▶ Information supplied
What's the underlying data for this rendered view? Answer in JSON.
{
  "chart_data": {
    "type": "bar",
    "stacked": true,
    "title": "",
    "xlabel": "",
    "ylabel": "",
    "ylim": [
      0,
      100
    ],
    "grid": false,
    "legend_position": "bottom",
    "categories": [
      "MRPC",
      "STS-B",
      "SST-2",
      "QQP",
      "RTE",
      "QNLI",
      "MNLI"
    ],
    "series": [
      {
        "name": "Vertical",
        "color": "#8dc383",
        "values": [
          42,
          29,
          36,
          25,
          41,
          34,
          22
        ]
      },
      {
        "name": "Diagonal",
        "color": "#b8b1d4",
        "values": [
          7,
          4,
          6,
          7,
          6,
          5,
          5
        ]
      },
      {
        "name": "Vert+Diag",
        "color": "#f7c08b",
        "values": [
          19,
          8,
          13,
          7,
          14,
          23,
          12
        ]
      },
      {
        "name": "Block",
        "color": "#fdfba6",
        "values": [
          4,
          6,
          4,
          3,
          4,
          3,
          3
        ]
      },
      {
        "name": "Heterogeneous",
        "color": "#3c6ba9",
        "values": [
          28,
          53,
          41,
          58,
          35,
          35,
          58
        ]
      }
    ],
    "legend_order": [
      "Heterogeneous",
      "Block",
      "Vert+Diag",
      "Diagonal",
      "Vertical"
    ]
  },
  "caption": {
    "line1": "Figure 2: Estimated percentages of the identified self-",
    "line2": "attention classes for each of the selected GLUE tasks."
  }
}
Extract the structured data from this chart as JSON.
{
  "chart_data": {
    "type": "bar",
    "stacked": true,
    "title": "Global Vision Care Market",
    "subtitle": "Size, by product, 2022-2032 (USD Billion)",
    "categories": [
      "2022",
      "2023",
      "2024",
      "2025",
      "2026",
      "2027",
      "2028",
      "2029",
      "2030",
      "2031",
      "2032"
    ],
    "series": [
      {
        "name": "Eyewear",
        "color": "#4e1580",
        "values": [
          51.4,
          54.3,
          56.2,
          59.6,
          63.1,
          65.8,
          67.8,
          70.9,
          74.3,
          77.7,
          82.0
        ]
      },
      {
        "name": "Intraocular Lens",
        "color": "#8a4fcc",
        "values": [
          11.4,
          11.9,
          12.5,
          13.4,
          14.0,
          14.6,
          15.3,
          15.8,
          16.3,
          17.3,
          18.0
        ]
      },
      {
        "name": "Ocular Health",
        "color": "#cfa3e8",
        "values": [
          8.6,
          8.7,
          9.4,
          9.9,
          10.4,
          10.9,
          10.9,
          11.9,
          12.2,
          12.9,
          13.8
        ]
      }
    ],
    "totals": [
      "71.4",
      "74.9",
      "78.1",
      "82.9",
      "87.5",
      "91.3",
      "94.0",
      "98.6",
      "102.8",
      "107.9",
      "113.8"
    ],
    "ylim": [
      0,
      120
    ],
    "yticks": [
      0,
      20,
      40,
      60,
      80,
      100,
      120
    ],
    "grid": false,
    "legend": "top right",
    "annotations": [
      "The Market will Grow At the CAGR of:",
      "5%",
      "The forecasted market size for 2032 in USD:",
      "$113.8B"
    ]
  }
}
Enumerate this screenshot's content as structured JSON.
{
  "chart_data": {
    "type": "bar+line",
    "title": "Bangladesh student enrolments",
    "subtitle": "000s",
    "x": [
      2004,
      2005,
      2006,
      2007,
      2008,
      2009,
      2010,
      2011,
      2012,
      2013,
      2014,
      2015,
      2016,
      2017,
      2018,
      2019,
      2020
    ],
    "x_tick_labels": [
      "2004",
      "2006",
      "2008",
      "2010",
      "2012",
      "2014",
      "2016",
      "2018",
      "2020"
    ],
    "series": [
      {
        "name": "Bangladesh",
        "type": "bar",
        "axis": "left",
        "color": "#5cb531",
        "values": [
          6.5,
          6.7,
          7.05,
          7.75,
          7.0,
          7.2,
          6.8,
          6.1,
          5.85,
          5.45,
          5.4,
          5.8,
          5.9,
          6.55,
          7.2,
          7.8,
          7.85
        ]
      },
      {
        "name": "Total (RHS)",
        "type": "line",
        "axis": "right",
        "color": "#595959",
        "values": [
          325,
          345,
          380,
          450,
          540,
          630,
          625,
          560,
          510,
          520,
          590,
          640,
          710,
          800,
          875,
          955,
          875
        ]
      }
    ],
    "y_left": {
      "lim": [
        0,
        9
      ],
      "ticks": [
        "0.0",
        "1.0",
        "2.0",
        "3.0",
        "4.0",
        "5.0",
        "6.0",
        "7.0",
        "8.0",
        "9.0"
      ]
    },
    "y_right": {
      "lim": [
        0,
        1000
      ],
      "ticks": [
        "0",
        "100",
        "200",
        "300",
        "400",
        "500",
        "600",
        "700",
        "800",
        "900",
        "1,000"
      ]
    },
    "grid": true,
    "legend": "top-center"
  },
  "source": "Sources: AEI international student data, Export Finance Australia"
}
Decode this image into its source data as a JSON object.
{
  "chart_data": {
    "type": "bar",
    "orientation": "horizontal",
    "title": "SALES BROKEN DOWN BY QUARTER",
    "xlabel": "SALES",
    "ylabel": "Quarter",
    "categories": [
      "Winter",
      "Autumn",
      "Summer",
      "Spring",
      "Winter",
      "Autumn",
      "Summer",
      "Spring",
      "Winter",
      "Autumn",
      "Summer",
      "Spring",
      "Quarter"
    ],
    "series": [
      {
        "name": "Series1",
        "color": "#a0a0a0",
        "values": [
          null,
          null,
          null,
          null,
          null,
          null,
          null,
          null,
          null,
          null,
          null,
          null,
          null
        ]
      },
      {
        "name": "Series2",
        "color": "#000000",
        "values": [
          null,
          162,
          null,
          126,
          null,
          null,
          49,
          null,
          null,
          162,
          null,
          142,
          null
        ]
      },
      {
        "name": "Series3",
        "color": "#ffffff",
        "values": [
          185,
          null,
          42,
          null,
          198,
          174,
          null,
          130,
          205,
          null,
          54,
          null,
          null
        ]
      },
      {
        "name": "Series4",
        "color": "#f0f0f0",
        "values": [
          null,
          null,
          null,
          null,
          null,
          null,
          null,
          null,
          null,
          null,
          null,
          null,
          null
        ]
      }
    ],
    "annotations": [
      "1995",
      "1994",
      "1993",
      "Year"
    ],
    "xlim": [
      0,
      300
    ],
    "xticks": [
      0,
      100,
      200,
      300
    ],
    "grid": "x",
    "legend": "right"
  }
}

▶ Work required
Copy each entry exactly, with nothing added or dropped.

▶ Result of this task
What's the underlying data for this rendered view? Answer in JSON.
{
  "chart_data": {
    "type": "bar",
    "stacked": true,
    "title": "",
    "xlabel": "",
    "ylabel": "",
    "ylim": [
      0,
      100
    ],
    "grid": false,
    "legend_position": "bottom",
    "categories": [
      "MRPC",
      "STS-B",
      "SST-2",
      "QQP",
      "RTE",
      "QNLI",
      "MNLI"
    ],
    "series": [
      {
        "name": "Vertical",
        "color": "#8dc383",
        "values": [
          42,
          29,
          36,
          25,
          41,
          34,
          22
        ]
      },
      {
        "name": "Diagonal",
        "color": "#b8b1d4",
        "values": [
          7,
          4,
          6,
          7,
          6,
          5,
          5
        ]
      },
      {
        "name": "Vert+Diag",
        "color": "#f7c08b",
        "values": [
          19,
          8,
          13,
          7,
          14,
          23,
          12
        ]
      },
      {
        "name": "Block",
        "color": "#fdfba6",
        "values": [
          4,
          6,
          4,
          3,
          4,
          3,
          3
        ]
      },
      {
        "name": "Heterogeneous",
        "color": "#3c6ba9",
        "values": [
          28,
          53,
          41,
          58,
          35,
          35,
          58
        ]
      }
    ],
    "legend_order": [
      "Heterogeneous",
      "Block",
      "Vert+Diag",
      "Diagonal",
      "Vertical"
    ]
  },
  "caption": {
    "line1": "Figure 2: Estimated percentages of the identified self-",
    "line2": "attention classes for each of the selected GLUE tasks."
  }
}
Extract the structured data from this chart as JSON.
{
  "chart_data": {
    "type": "bar",
    "stacked": true,
    "title": "Global Vision Care Market",
    "subtitle": "Size, by product, 2022-2032 (USD Billion)",
    "categories": [
      "2022",
      "2023",
      "2024",
      "2025",
      "2026",
      "2027",
      "2028",
      "2029",
      "2030",
      "2031",
      "2032"
    ],
    "series": [
      {
        "name": "Eyewear",
        "color": "#4e1580",
        "values": [
          51.4,
          54.3,
          56.2,
          59.6,
          63.1,
          65.8,
          67.8,
          70.9,
          74.3,
          77.7,
          82.0
        ]
      },
      {
        "name": "Intraocular Lens",
        "color": "#8a4fcc",
        "values": [
          11.4,
          11.9,
          12.5,
          13.4,
          14.0,
          14.6,
          15.3,
          15.8,
          16.3,
          17.3,
          18.0
        ]
      },
      {
        "name": "Ocular Health",
        "color": "#cfa3e8",
        "values": [
          8.6,
          8.7,
          9.4,
          9.9,
          10.4,
          10.9,
          10.9,
          11.9,
          12.2,
          12.9,
          13.8
        ]
      }
    ],
    "totals": [
      "71.4",
      "74.9",
      "78.1",
      "82.9",
      "87.5",
      "91.3",
      "94.0",
      "98.6",
      "102.8",
      "107.9",
      "113.8"
    ],
    "ylim": [
      0,
      120
    ],
    "yticks": [
      0,
      20,
      40,
      60,
      80,
      100,
      120
    ],
    "grid": false,
    "legend": "top right",
    "annotations": [
      "The Market will Grow At the CAGR of:",
      "5%",
      "The forecasted market size for 2032 in USD:",
      "$113.8B"
    ]
  }
}
Enumerate this screenshot's content as structured JSON.
{
  "chart_data": {
    "type": "bar+line",
    "title": "Bangladesh student enrolments",
    "subtitle": "000s",
    "x": [
      2004,
      2005,
      2006,
      2007,
      2008,
      2009,
      2010,
      2011,
      2012,
      2013,
      2014,
      2015,
      2016,
      2017,
      2018,
      2019,
      2020
    ],
    "x_tick_labels": [
      "2004",
      "2006",
      "2008",
      "2010",
      "2012",
      "2014",
      "2016",
      "2018",
      "2020"
    ],
    "series": [
      {
        "name": "Bangladesh",
        "type": "bar",
        "axis": "left",
        "color": "#5cb531",
        "values": [
          6.5,
          6.7,
          7.05,
          7.75,
          7.0,
          7.2,
          6.8,
          6.1,
          5.85,
          5.45,
          5.4,
          5.8,
          5.9,
          6.55,
          7.2,
          7.8,
          7.85
        ]
      },
      {
        "name": "Total (RHS)",
        "type": "line",
        "axis": "right",
        "color": "#595959",
        "values": [
          325,
          345,
          380,
          450,
          540,
          630,
          625,
          560,
          510,
          520,
          590,
          640,
          710,
          800,
          875,
          955,
          875
        ]
      }
    ],
    "y_left": {
      "lim": [
        0,
        9
      ],
      "ticks": [
        "0.0",
        "1.0",
        "2.0",
        "3.0",
        "4.0",
        "5.0",
        "6.0",
        "7.0",
        "8.0",
        "9.0"
      ]
    },
    "y_right": {
      "lim": [
        0,
        1000
      ],
      "ticks": [
        "0",
        "100",
        "200",
        "300",
        "400",
        "500",
        "600",
        "700",
        "800",
        "900",
        "1,000"
      ]
    },
    "grid": true,
    "legend": "top-center"
  },
  "source": "Sources: AEI international student data, Export Finance Australia"
}
Decode this image into its source data as a JSON object.
{
  "chart_data": {
    "type": "bar",
    "orientation": "horizontal",
    "title": "SALES BROKEN DOWN BY QUARTER",
    "xlabel": "SALES",
    "ylabel": "Quarter",
    "categories": [
      "Winter",
      "Autumn",
      "Summer",
      "Spring",
      "Winter",
      "Autumn",
      "Summer",
      "Spring",
      "Winter",
      "Autumn",
      "Summer",
      "Spring",
      "Quarter"
    ],
    "series": [
      {
        "name": "Series1",
        "color": "#a0a0a0",
        "values": [
          null,
          null,
          null,
          null,
          null,
          null,
          null,
          null,
          null,
          null,
          null,
          null,
          null
        ]
      },
      {
        "name": "Series2",
        "color": "#000000",
        "values": [
          null,
          162,
          null,
          126,
          null,
          null,
          49,
          null,
          null,
          162,
          null,
          142,
          null
        ]
      },
      {
        "name": "Series3",
        "color": "#ffffff",
        "values": [
          185,
          null,
          42,
          null,
          198,
          174,
          null,
          130,
          205,
          null,
          54,
          null,
          null
        ]
      },
      {
        "name": "Series4",
        "color": "#f0f0f0",
        "values": [
          null,
          null,
          null,
          null,
          null,
          null,
          null,
          null,
          null,
          null,
          null,
          null,
          null
        ]
      }
    ],
    "annotations": [
      "1995",
      "1994",
      "1993",
      "Year"
    ],
    "xlim": [
      0,
      300
    ],
    "xticks": [
      0,
      100,
      200,
      300
    ],
    "grid": "x",
    "legend": "right"
  }
}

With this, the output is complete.